**Task:** Using the records provided below, locate and copy each line that contains the word "výzkumu".
---------- Supplied material ----------
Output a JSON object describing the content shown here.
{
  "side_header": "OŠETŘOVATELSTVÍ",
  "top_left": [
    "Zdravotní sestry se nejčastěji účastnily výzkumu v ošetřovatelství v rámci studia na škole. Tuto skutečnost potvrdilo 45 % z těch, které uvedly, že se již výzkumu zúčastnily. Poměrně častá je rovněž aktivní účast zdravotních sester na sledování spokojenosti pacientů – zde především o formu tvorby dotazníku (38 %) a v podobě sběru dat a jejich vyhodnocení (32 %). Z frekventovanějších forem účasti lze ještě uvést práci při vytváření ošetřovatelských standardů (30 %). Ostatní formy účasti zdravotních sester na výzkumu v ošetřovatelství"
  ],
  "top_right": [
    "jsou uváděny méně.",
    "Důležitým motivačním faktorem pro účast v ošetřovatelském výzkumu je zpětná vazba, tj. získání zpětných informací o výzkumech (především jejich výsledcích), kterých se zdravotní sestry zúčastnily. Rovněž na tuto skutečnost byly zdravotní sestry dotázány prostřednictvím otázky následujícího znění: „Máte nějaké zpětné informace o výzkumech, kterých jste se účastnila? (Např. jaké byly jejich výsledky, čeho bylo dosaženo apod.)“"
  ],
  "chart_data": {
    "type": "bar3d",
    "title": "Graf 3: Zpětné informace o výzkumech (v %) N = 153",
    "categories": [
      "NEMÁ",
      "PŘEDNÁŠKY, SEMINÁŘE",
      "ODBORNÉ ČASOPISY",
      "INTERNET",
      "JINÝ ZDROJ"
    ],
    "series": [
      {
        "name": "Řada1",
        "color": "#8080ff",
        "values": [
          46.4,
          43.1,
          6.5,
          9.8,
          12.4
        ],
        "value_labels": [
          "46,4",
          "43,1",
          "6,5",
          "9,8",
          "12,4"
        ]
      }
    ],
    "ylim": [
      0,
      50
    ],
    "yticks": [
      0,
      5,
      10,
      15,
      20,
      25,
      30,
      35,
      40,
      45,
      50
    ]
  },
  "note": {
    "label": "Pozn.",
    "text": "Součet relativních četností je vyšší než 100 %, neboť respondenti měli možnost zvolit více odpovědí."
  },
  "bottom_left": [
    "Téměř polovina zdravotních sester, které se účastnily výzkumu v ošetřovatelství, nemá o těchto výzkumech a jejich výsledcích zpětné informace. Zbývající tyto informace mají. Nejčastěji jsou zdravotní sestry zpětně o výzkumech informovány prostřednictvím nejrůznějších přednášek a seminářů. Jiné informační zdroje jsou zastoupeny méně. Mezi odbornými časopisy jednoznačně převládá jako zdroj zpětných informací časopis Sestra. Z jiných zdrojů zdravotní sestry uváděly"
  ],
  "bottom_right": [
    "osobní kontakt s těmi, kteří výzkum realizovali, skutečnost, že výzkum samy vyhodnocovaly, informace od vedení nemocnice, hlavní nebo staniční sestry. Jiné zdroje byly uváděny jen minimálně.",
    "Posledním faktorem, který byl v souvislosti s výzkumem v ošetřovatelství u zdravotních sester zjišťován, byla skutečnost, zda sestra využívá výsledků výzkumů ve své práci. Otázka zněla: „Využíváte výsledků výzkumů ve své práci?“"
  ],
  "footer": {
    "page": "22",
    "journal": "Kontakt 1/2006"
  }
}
----------
**Complete output:**
    "Zdravotní sestry se nejčastěji účastnily výzkumu v ošetřovatelství v rámci studia na škole. Tuto skutečnost potvrdilo 45 % z těch, které uvedly, že se již výzkumu zúčastnily. Poměrně častá je rovněž aktivní účast zdravotních sester na sledování spokojenosti pacientů – zde především o formu tvorby dotazníku (38 %) a v podobě sběru dat a jejich vyhodnocení (32 %). Z frekventovanějších forem účasti lze ještě uvést práci při vytváření ošetřovatelských standardů (30 %). Ostatní formy účasti zdravotních sester na výzkumu v ošetřovatelství"
    "Důležitým motivačním faktorem pro účast v ošetřovatelském výzkumu je zpětná vazba, tj. získání zpětných informací o výzkumech (především jejich výsledcích), kterých se zdravotní sestry zúčastnily. Rovněž na tuto skutečnost byly zdravotní sestry dotázány prostřednictvím otázky následujícího znění: „Máte nějaké zpětné informace o výzkumech, kterých jste se účastnila? (Např. jaké byly jejich výsledky, čeho bylo dosaženo apod.)“"
    "Téměř polovina zdravotních sester, které se účastnily výzkumu v ošetřovatelství, nemá o těchto výzkumech a jejich výsledcích zpětné informace. Zbývající tyto informace mají. Nejčastěji jsou zdravotní sestry zpětně o výzkumech informovány prostřednictvím nejrůznějších přednášek a seminářů. Jiné informační zdroje jsou zastoupeny méně. Mezi odbornými časopisy jednoznačně převládá jako zdroj zpětných informací časopis Sestra. Z jiných zdrojů zdravotní sestry uváděly"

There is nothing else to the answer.